Attendees walk through the Samsung booth at the Consumer Electronics Show in Lav Vegas

Attendees walk through the Samsung booth at the Consumer Electronics Show in Lav Vegas

The annual Consumer Electronics Show has kicked off, drawing eager consumers and investors to Sin City.

The world’s largest technology conference kicked off Monday in the larger than life city of Las Vegas. This year’s Consumer Electronics Show introduced new smartphones, gadgets, a HAPIfork that keeps track of your eating habits, as well as upgraded cars that let you send out emails and check out gas prices from behind the wheel.

Stephen Baker, a consumer technology analyst with NPD Group, said it’s about more than the headline-grabbing gadgets, reports Fox Business.

“The value of this show isn’t the latest and greatest most fabulous thing, it’s how do I make my devices do more for me and integrate them more seamlessly into my life.”

This year’s show is said to be as influential as ever, featuring a record breaking exhibit space, with a show floor of 1.87 million net square feet for all 3,000 exhibitors. While Apple, Google and Microsoft weren’t present, opting in favor of hosting private product unveilings, lots of tech heavyweights were there to strut their stuff. Among the top players at the event was Samsung, bringing in the heat with the unveiling of its latest SmartTV: an 85” SmartScreen television, fully equipped with “Evolution Kits” that can automatically upgrade its hardware and software on a regular basis. The new TVs are expected to put the ol’ remote control out of business, as they will also be able to recognize body gestures, so people can breezily swipe through on-screen menus.

But as far as SmartTV’s go, Samsung is running a close race with Panasonic, who unveiled an impressive new feature on My How Screen— a tool which figures out which family members are watching TV through facial recognition, and then brings the viewer’s favorite shows to them based on personal preference.

Another Panasonic reveal was a set of wireless Bluetooth headphones, which resemble hearing aides more so than the traditional headphones currently in use.

The headphones work by transmitting soundwaves via cheekbones, delivering content straight to your head, which allows one to watch TV in bed without waking up a sleeping partner.

Intel also made its mark with a 3D camera capable of voice, gesture, and facial recognition. The company is said to be working on building this “human-like” technology into their next generation of PCs and ultrabooks.

Baker said he’s seeing a lot of products that make it easier to access entertainment, work and personal documents from home, Fox Business reports. He believes that this year’s show will prove to be vital to the industry.

“You get a group of people together to talk about how to improve what people do every day of their lives … what’s more important than that?” he told a media outlet. “Say what you want, but 150,000 people wouldn’t trek out into the middle of the desert for nothing.”

Element and coordinate records:
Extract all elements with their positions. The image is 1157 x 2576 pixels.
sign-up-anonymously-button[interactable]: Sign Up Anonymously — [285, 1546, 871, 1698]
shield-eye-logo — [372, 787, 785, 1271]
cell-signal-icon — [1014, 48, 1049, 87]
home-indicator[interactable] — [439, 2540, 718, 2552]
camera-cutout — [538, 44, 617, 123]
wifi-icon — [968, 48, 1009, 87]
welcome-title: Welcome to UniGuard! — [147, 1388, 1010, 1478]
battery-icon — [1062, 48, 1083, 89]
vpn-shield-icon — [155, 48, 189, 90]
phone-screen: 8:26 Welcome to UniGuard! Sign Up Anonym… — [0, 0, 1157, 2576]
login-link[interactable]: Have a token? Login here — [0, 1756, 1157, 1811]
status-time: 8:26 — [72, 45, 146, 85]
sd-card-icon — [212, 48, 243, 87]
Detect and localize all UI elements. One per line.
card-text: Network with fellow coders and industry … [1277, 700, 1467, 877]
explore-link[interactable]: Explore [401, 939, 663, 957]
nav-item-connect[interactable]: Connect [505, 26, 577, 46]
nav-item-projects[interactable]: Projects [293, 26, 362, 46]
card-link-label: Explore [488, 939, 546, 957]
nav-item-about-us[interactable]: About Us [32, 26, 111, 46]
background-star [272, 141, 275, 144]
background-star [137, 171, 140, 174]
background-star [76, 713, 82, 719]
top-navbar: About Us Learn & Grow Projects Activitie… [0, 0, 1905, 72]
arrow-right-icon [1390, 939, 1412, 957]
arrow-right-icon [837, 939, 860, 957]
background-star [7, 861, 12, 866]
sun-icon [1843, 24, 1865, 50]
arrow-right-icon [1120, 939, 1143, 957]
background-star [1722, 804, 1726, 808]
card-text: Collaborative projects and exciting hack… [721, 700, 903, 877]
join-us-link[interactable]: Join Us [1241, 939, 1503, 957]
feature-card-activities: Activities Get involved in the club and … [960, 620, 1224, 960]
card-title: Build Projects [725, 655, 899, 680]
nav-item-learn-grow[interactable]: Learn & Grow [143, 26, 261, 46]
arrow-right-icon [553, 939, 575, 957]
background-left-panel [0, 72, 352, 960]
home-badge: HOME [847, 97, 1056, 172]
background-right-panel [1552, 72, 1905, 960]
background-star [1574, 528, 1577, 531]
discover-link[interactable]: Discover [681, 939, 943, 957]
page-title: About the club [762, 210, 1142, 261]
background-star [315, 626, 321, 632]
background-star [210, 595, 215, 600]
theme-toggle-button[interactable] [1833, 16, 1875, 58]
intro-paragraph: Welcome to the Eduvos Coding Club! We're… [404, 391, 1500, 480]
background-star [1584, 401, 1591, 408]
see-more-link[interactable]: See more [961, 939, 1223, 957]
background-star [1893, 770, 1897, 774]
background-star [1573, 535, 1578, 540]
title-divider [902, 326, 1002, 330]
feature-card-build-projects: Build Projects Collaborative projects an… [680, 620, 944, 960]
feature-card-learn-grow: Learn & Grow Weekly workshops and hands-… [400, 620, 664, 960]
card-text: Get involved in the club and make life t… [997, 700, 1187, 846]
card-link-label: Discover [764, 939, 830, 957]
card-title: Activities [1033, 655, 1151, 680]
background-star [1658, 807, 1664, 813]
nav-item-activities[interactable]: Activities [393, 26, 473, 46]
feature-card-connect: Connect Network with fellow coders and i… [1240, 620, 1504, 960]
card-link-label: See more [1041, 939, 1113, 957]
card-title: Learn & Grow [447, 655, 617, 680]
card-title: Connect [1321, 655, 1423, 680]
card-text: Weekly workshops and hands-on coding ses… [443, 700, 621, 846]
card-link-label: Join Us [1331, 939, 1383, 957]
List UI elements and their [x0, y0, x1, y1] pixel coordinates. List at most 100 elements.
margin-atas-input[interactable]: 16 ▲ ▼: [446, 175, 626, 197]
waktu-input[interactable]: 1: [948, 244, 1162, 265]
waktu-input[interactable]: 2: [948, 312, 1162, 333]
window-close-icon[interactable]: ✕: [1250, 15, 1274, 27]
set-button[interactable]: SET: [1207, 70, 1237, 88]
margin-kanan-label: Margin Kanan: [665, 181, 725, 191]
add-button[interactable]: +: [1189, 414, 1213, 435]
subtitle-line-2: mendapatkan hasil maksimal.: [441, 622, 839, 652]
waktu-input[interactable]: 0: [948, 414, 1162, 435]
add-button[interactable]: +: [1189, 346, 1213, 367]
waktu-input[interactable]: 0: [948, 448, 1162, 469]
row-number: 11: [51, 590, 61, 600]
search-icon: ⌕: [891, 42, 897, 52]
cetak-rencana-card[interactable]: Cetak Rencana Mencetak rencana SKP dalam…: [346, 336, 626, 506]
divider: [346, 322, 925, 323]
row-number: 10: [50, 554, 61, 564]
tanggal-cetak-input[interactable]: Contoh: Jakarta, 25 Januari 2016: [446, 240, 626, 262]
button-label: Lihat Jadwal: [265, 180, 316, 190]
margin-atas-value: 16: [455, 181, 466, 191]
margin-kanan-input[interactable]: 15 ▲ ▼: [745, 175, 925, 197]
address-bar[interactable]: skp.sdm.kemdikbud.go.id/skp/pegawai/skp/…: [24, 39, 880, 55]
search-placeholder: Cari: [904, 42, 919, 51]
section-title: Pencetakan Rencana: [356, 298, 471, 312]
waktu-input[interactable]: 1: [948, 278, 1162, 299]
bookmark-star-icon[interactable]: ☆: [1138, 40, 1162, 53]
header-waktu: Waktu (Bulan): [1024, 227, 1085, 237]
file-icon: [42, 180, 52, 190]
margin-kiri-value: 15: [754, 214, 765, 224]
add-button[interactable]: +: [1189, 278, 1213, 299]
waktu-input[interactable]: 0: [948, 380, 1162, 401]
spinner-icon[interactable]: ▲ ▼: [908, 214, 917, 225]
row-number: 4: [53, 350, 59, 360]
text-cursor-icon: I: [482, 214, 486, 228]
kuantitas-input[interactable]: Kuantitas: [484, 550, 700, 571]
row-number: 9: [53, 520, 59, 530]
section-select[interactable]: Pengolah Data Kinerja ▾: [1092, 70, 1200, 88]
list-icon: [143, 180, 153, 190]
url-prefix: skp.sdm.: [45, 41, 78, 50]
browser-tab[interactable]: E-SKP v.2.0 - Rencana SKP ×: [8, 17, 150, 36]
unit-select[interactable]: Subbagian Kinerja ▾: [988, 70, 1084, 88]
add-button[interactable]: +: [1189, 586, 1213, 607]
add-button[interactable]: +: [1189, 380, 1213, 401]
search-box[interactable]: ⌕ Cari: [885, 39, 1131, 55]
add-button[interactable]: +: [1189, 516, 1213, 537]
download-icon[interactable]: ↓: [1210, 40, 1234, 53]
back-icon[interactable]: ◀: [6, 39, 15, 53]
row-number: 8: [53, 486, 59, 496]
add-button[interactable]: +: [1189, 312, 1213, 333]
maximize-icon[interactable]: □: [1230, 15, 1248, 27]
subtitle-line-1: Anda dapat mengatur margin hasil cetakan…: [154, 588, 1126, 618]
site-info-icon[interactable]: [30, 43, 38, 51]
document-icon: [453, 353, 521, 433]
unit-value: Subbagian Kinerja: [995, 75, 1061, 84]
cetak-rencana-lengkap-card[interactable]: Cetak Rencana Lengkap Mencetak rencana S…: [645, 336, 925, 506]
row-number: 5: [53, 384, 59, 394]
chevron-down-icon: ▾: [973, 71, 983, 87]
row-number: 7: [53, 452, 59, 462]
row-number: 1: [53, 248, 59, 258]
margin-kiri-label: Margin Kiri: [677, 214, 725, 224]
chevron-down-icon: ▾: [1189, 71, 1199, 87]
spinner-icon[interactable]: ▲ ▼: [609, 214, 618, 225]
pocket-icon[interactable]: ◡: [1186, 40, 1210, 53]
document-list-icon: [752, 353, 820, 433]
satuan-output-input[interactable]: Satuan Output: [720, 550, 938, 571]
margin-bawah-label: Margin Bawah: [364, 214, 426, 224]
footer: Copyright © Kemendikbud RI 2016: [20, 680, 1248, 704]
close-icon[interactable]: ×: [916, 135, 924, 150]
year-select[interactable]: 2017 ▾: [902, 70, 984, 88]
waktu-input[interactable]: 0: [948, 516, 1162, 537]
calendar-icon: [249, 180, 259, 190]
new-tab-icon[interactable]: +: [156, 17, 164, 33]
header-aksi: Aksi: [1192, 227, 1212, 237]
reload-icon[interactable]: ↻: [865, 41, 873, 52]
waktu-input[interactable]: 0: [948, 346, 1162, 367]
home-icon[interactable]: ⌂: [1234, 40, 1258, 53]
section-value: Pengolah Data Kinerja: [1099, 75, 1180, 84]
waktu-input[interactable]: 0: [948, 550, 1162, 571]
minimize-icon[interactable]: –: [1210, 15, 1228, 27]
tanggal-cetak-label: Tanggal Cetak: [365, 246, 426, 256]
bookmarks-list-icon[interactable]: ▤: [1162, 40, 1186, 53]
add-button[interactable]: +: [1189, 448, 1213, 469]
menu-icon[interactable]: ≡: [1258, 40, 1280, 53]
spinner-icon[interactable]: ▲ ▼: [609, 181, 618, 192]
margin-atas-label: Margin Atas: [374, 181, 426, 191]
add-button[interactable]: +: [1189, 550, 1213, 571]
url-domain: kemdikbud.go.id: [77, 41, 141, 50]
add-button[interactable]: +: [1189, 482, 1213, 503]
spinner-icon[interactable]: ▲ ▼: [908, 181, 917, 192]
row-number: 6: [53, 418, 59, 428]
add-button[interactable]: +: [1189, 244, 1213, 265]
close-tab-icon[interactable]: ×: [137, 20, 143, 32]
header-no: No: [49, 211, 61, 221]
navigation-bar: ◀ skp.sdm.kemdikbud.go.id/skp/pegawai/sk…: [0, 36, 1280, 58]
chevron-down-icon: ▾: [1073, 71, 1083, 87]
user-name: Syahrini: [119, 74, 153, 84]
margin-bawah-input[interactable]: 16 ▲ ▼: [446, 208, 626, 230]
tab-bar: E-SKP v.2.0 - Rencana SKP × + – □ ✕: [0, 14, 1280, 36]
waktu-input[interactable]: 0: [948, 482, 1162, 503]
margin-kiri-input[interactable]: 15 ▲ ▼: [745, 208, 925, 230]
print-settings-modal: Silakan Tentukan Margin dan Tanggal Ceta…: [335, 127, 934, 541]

• **WHAT THE TASK REQUIRES**
According to the article on the Consumer Electronics Show, what was the size of this year's show floor? The items bear no relation to the article on the Consumer Electronics Show.

• **RESULT BELOW**
1.87 million net square feet